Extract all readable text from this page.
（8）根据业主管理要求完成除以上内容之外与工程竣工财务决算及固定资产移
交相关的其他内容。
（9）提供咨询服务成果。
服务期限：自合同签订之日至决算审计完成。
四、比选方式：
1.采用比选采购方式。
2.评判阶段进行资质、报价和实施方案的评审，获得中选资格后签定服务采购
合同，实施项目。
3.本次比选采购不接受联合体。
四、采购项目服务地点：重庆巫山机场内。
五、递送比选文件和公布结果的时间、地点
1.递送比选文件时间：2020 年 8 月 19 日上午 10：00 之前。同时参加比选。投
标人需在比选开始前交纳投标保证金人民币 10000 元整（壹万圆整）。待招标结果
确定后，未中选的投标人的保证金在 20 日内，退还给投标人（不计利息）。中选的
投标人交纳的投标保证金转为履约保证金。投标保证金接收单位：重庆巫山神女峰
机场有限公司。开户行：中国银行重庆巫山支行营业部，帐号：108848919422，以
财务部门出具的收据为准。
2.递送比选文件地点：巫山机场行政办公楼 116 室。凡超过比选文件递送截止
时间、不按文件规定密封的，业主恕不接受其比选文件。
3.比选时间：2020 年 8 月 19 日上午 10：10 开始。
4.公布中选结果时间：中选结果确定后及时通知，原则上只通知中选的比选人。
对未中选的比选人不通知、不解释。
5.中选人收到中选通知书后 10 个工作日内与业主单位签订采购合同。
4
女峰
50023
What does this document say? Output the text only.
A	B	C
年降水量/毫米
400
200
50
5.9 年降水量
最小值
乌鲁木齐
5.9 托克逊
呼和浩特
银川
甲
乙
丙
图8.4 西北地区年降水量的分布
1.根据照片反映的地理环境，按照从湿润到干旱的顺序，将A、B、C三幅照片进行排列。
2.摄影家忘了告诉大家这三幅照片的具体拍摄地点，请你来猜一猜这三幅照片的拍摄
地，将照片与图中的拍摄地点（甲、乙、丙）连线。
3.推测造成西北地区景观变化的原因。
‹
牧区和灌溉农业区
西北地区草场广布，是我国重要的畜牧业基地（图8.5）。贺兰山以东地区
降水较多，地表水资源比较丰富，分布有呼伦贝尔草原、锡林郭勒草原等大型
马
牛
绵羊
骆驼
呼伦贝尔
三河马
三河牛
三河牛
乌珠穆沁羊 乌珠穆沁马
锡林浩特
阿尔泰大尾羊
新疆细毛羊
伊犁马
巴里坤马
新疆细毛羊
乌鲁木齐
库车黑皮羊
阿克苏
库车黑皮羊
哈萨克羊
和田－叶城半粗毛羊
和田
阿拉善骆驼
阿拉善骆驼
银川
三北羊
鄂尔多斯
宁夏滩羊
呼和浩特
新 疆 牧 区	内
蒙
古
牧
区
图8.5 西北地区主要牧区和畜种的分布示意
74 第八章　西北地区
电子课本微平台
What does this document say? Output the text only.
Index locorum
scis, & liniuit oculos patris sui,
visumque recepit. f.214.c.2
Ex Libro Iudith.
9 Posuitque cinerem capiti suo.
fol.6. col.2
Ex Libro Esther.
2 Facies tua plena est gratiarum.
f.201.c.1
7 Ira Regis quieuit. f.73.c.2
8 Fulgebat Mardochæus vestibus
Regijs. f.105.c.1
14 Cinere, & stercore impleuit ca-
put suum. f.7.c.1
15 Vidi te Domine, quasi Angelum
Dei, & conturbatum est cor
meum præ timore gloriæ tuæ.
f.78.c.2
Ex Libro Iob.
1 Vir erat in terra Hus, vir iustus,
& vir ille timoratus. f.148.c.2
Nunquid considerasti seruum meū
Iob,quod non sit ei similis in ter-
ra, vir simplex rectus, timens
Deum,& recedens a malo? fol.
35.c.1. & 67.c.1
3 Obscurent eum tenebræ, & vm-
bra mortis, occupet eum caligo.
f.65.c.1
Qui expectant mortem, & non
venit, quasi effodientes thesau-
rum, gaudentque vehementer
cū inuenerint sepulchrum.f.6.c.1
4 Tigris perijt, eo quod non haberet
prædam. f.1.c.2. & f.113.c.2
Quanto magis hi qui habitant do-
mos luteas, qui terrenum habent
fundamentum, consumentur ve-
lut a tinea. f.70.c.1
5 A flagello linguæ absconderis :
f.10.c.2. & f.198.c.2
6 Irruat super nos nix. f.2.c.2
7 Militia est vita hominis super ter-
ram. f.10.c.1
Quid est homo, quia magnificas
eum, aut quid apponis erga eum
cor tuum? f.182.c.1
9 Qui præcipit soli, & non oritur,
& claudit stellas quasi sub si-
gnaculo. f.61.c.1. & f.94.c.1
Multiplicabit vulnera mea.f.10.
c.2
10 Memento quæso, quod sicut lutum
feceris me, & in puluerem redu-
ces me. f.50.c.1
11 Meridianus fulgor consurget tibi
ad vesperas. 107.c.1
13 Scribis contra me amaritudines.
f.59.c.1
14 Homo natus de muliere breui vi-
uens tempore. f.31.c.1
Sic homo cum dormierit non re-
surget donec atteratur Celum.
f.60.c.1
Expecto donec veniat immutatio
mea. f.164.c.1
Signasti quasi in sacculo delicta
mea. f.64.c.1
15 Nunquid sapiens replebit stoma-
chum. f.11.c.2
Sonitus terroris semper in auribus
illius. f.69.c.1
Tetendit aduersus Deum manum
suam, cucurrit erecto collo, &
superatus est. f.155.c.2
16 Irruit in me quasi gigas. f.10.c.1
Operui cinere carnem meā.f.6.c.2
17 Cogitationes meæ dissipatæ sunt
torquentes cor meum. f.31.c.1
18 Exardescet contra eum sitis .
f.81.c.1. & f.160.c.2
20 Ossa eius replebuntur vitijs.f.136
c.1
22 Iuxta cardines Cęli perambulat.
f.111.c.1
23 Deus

• What is expected: Only the number is required: the count of lines containing the word "quasi".

• Reply to the task: 5